Data tied to figure images:
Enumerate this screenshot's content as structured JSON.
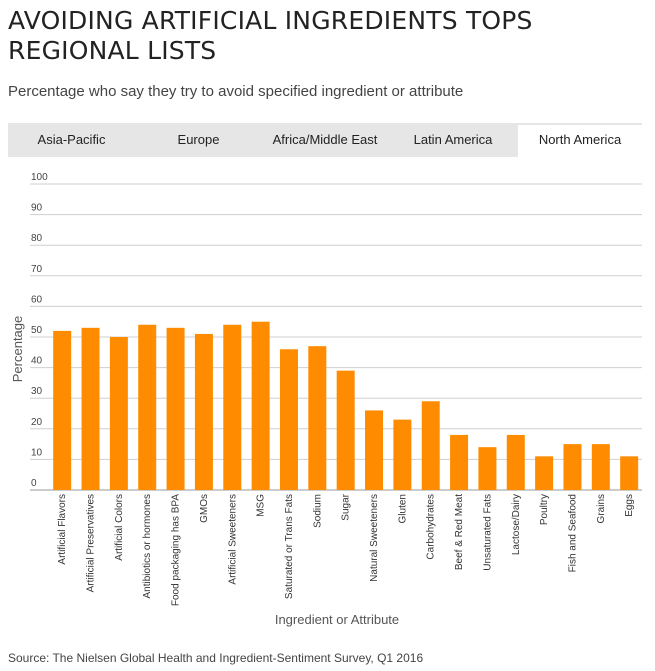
{
  "header": {
    "title": "AVOIDING ARTIFICIAL INGREDIENTS TOPS REGIONAL LISTS",
    "subtitle": "Percentage who say they try to avoid specified ingredient or attribute"
  },
  "tabs": [
    {
      "label": "Asia-Pacific",
      "active": false
    },
    {
      "label": "Europe",
      "active": false
    },
    {
      "label": "Africa/Middle East",
      "active": false
    },
    {
      "label": "Latin America",
      "active": false
    },
    {
      "label": "North America",
      "active": true
    }
  ],
  "source": "Source: The Nielsen Global Health and Ingredient-Sentiment Survey, Q1 2016",
  "colors": {
    "bar": "#ff8c00",
    "grid": "#cfcfcf",
    "tab_bg": "#e6e6e6"
  },
  "chart_data": {
    "type": "bar",
    "categories": [
      "Artificial Flavors",
      "Artificial Preservatives",
      "Artificial Colors",
      "Antibiotics or hormones",
      "Food packaging has BPA",
      "GMOs",
      "Artificial Sweeteners",
      "MSG",
      "Saturated or Trans Fats",
      "Sodium",
      "Sugar",
      "Natural Sweeteners",
      "Gluten",
      "Carbohydrates",
      "Beef & Red Meat",
      "Unsaturated Fats",
      "Lactose/Dairy",
      "Poultry",
      "Fish and Seafood",
      "Grains",
      "Eggs"
    ],
    "values": [
      52,
      53,
      50,
      54,
      53,
      51,
      54,
      55,
      46,
      47,
      39,
      26,
      23,
      29,
      18,
      14,
      18,
      11,
      15,
      15,
      11
    ],
    "xlabel": "Ingredient or Attribute",
    "ylabel": "Percentage",
    "ylim": [
      0,
      100
    ],
    "yticks": [
      0,
      10,
      20,
      30,
      40,
      50,
      60,
      70,
      80,
      90,
      100
    ],
    "grid": true
  }
}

» Task to carry out: Locate all lines in the listing above with the word "Sweeteners" and copy them.

» Exercise response:
      "Artificial Sweeteners",
      "Natural Sweeteners",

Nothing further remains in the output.